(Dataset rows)

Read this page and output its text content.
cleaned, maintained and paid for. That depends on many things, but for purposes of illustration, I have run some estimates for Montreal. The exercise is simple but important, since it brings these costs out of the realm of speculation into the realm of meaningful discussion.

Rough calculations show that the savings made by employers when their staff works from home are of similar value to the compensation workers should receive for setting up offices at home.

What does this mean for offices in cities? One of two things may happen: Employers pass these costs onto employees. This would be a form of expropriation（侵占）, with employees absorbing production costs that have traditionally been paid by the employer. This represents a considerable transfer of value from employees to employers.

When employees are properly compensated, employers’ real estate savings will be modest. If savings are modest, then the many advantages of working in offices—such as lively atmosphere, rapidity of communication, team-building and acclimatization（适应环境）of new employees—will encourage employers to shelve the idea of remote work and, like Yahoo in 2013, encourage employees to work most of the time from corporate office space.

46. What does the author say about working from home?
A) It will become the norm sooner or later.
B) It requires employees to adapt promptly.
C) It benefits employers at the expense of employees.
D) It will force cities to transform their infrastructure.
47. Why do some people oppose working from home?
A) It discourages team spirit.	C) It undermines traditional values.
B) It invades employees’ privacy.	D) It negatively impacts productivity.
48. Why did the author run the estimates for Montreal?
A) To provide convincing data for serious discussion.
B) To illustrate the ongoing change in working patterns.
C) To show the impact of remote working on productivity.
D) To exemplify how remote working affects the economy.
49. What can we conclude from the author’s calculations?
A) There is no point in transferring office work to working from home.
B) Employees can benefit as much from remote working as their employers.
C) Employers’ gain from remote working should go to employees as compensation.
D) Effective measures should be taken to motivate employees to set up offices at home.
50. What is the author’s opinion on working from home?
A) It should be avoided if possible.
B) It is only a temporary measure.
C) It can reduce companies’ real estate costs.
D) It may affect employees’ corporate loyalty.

EXERCISE OBJECTIVE ▸ Each line of the material should be echoed exactly.

ANSWER FOR THE TASK ▸
Read this page and output its text content.
cleaned, maintained and paid for. That depends on many things, but for purposes of illustration, I have run some estimates for Montreal. The exercise is simple but important, since it brings these costs out of the realm of speculation into the realm of meaningful discussion.

Rough calculations show that the savings made by employers when their staff works from home are of similar value to the compensation workers should receive for setting up offices at home.

What does this mean for offices in cities? One of two things may happen: Employers pass these costs onto employees. This would be a form of expropriation（侵占）, with employees absorbing production costs that have traditionally been paid by the employer. This represents a considerable transfer of value from employees to employers.

When employees are properly compensated, employers’ real estate savings will be modest. If savings are modest, then the many advantages of working in offices—such as lively atmosphere, rapidity of communication, team-building and acclimatization（适应环境）of new employees—will encourage employers to shelve the idea of remote work and, like Yahoo in 2013, encourage employees to work most of the time from corporate office space.

46. What does the author say about working from home?
A) It will become the norm sooner or later.
B) It requires employees to adapt promptly.
C) It benefits employers at the expense of employees.
D) It will force cities to transform their infrastructure.
47. Why do some people oppose working from home?
A) It discourages team spirit.	C) It undermines traditional values.
B) It invades employees’ privacy.	D) It negatively impacts productivity.
48. Why did the author run the estimates for Montreal?
A) To provide convincing data for serious discussion.
B) To illustrate the ongoing change in working patterns.
C) To show the impact of remote working on productivity.
D) To exemplify how remote working affects the economy.
49. What can we conclude from the author’s calculations?
A) There is no point in transferring office work to working from home.
B) Employees can benefit as much from remote working as their employers.
C) Employers’ gain from remote working should go to employees as compensation.
D) Effective measures should be taken to motivate employees to set up offices at home.
50. What is the author’s opinion on working from home?
A) It should be avoided if possible.
B) It is only a temporary measure.
C) It can reduce companies’ real estate costs.
D) It may affect employees’ corporate loyalty.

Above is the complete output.